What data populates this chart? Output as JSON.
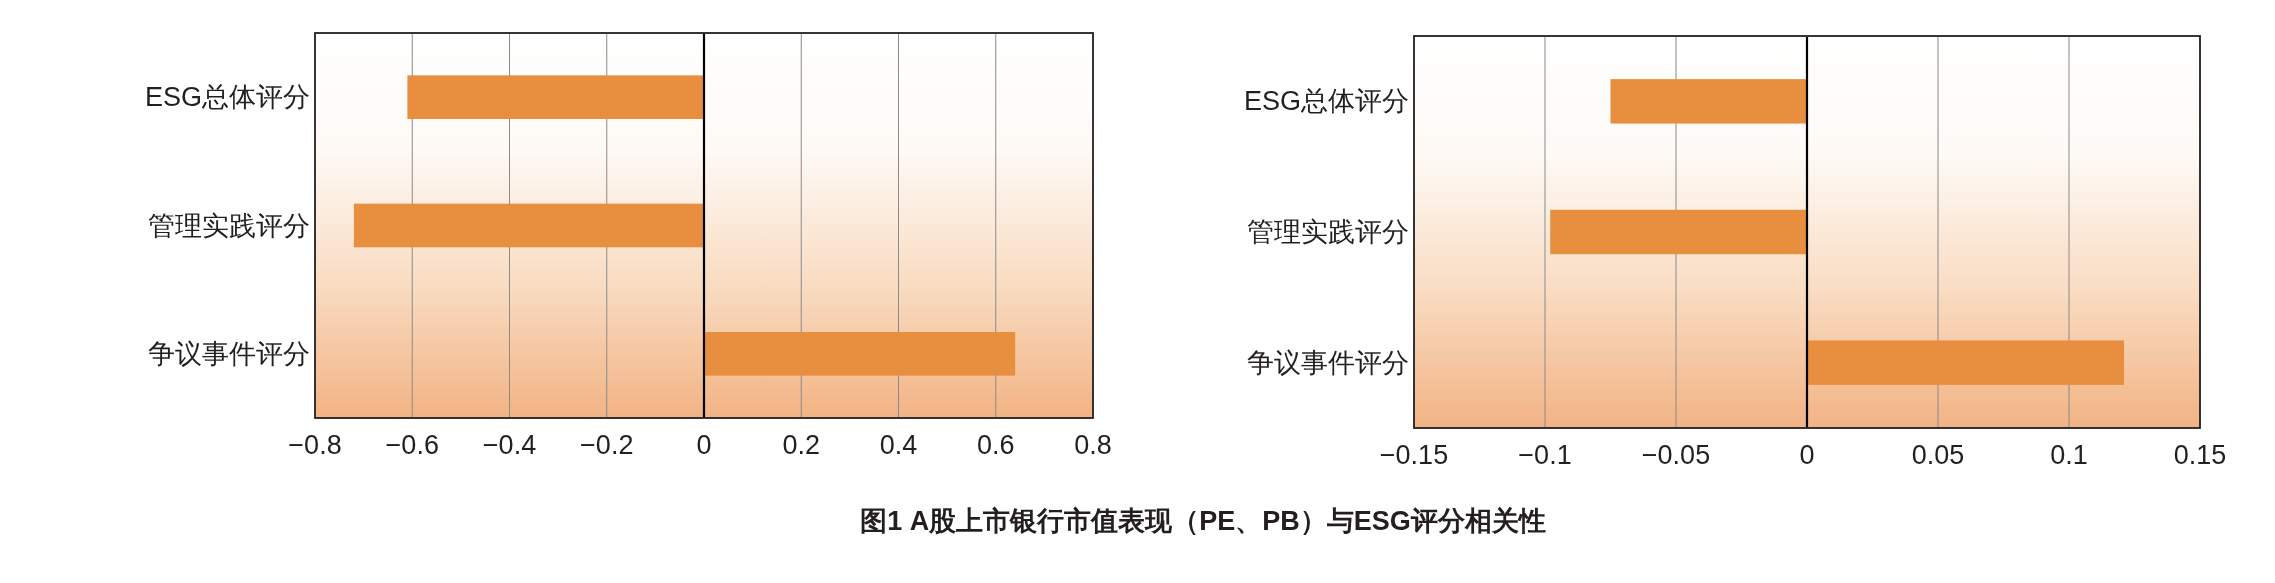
{
  "chart_data": [
    {
      "type": "bar",
      "orientation": "horizontal",
      "categories": [
        "ESG总体评分",
        "管理实践评分",
        "争议事件评分"
      ],
      "values": [
        -0.61,
        -0.72,
        0.64
      ],
      "color": "#e88e3f",
      "xlim": [
        -0.8,
        0.8
      ],
      "xticks": [
        {
          "value": -0.8,
          "label": "−0.8"
        },
        {
          "value": -0.6,
          "label": "−0.6"
        },
        {
          "value": -0.4,
          "label": "−0.4"
        },
        {
          "value": -0.2,
          "label": "−0.2"
        },
        0,
        0.2,
        0.4,
        0.6,
        0.8
      ],
      "grid": "x",
      "ref_lines": [
        {
          "axis": "x",
          "value": 0,
          "color": "#000000"
        }
      ],
      "annotations": [
        "图1 A股上市银行市值表现（PE、PB）与ESG评分相关性"
      ]
    },
    {
      "type": "bar",
      "orientation": "horizontal",
      "categories": [
        "ESG总体评分",
        "管理实践评分",
        "争议事件评分"
      ],
      "values": [
        -0.075,
        -0.098,
        0.121
      ],
      "color": "#e88e3f",
      "xlim": [
        -0.15,
        0.15
      ],
      "xticks": [
        {
          "value": -0.15,
          "label": "−0.15"
        },
        {
          "value": -0.1,
          "label": "−0.1"
        },
        {
          "value": -0.05,
          "label": "−0.05"
        },
        0,
        0.05,
        0.1,
        0.15
      ],
      "grid": "x",
      "ref_lines": [
        {
          "axis": "x",
          "value": 0,
          "color": "#000000"
        }
      ]
    }
  ]
}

=-=-=

What is asked: The records shown above are to be repeated exactly, with the pictures left out.

Finished exercise:
What data populates this chart? Output as JSON.
{
  "chart_data": [
    {
      "type": "bar",
      "orientation": "horizontal",
      "categories": [
        "ESG总体评分",
        "管理实践评分",
        "争议事件评分"
      ],
      "values": [
        -0.61,
        -0.72,
        0.64
      ],
      "color": "#e88e3f",
      "xlim": [
        -0.8,
        0.8
      ],
      "xticks": [
        {
          "value": -0.8,
          "label": "−0.8"
        },
        {
          "value": -0.6,
          "label": "−0.6"
        },
        {
          "value": -0.4,
          "label": "−0.4"
        },
        {
          "value": -0.2,
          "label": "−0.2"
        },
        0,
        0.2,
        0.4,
        0.6,
        0.8
      ],
      "grid": "x",
      "ref_lines": [
        {
          "axis": "x",
          "value": 0,
          "color": "#000000"
        }
      ],
      "annotations": [
        "图1 A股上市银行市值表现（PE、PB）与ESG评分相关性"
      ]
    },
    {
      "type": "bar",
      "orientation": "horizontal",
      "categories": [
        "ESG总体评分",
        "管理实践评分",
        "争议事件评分"
      ],
      "values": [
        -0.075,
        -0.098,
        0.121
      ],
      "color": "#e88e3f",
      "xlim": [
        -0.15,
        0.15
      ],
      "xticks": [
        {
          "value": -0.15,
          "label": "−0.15"
        },
        {
          "value": -0.1,
          "label": "−0.1"
        },
        {
          "value": -0.05,
          "label": "−0.05"
        },
        0,
        0.05,
        0.1,
        0.15
      ],
      "grid": "x",
      "ref_lines": [
        {
          "axis": "x",
          "value": 0,
          "color": "#000000"
        }
      ]
    }
  ]
}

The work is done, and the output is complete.